▸ **Challenge**:
Reproduce every entry exactly as shown.

▸ **Data to process**:
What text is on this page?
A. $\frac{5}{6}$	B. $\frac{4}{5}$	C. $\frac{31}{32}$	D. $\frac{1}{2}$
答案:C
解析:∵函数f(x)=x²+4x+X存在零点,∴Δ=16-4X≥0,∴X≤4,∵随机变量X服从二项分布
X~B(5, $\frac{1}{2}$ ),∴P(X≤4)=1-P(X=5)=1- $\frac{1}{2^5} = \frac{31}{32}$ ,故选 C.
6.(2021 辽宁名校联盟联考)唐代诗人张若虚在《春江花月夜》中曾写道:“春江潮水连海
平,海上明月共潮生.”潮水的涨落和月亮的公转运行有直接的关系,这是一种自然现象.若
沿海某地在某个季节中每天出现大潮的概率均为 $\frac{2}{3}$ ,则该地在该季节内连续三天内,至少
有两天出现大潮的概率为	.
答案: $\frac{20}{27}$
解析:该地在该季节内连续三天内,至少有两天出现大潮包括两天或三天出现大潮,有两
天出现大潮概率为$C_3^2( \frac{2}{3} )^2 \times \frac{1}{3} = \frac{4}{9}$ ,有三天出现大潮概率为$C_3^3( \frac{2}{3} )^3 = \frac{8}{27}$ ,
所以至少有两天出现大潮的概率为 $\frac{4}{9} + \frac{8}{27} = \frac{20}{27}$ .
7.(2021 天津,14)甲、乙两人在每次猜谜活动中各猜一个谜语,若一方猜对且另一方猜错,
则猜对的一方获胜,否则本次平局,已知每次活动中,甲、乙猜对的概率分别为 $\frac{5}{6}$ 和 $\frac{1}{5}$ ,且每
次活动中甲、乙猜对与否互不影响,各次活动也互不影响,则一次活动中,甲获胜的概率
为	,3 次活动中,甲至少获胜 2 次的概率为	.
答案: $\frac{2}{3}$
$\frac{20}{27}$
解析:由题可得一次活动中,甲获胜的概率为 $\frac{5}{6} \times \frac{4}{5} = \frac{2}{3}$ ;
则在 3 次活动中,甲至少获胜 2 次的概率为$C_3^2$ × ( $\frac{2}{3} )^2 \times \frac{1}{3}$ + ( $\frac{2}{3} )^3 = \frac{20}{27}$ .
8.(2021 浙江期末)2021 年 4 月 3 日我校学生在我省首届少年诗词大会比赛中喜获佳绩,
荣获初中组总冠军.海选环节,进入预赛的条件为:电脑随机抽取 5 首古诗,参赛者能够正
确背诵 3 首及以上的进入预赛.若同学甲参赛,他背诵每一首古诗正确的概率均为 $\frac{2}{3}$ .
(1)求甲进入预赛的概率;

▸ **Correct result**:
What text is on this page?
A. $\frac{5}{6}$	B. $\frac{4}{5}$	C. $\frac{31}{32}$	D. $\frac{1}{2}$
答案:C
解析:∵函数f(x)=x²+4x+X存在零点,∴Δ=16-4X≥0,∴X≤4,∵随机变量X服从二项分布
X~B(5, $\frac{1}{2}$ ),∴P(X≤4)=1-P(X=5)=1- $\frac{1}{2^5} = \frac{31}{32}$ ,故选 C.
6.(2021 辽宁名校联盟联考)唐代诗人张若虚在《春江花月夜》中曾写道:“春江潮水连海
平,海上明月共潮生.”潮水的涨落和月亮的公转运行有直接的关系,这是一种自然现象.若
沿海某地在某个季节中每天出现大潮的概率均为 $\frac{2}{3}$ ,则该地在该季节内连续三天内,至少
有两天出现大潮的概率为	.
答案: $\frac{20}{27}$
解析:该地在该季节内连续三天内,至少有两天出现大潮包括两天或三天出现大潮,有两
天出现大潮概率为$C_3^2( \frac{2}{3} )^2 \times \frac{1}{3} = \frac{4}{9}$ ,有三天出现大潮概率为$C_3^3( \frac{2}{3} )^3 = \frac{8}{27}$ ,
所以至少有两天出现大潮的概率为 $\frac{4}{9} + \frac{8}{27} = \frac{20}{27}$ .
7.(2021 天津,14)甲、乙两人在每次猜谜活动中各猜一个谜语,若一方猜对且另一方猜错,
则猜对的一方获胜,否则本次平局,已知每次活动中,甲、乙猜对的概率分别为 $\frac{5}{6}$ 和 $\frac{1}{5}$ ,且每
次活动中甲、乙猜对与否互不影响,各次活动也互不影响,则一次活动中,甲获胜的概率
为	,3 次活动中,甲至少获胜 2 次的概率为	.
答案: $\frac{2}{3}$
$\frac{20}{27}$
解析:由题可得一次活动中,甲获胜的概率为 $\frac{5}{6} \times \frac{4}{5} = \frac{2}{3}$ ;
则在 3 次活动中,甲至少获胜 2 次的概率为$C_3^2$ × ( $\frac{2}{3} )^2 \times \frac{1}{3}$ + ( $\frac{2}{3} )^3 = \frac{20}{27}$ .
8.(2021 浙江期末)2021 年 4 月 3 日我校学生在我省首届少年诗词大会比赛中喜获佳绩,
荣获初中组总冠军.海选环节,进入预赛的条件为:电脑随机抽取 5 首古诗,参赛者能够正
确背诵 3 首及以上的进入预赛.若同学甲参赛,他背诵每一首古诗正确的概率均为 $\frac{2}{3}$ .
(1)求甲进入预赛的概率;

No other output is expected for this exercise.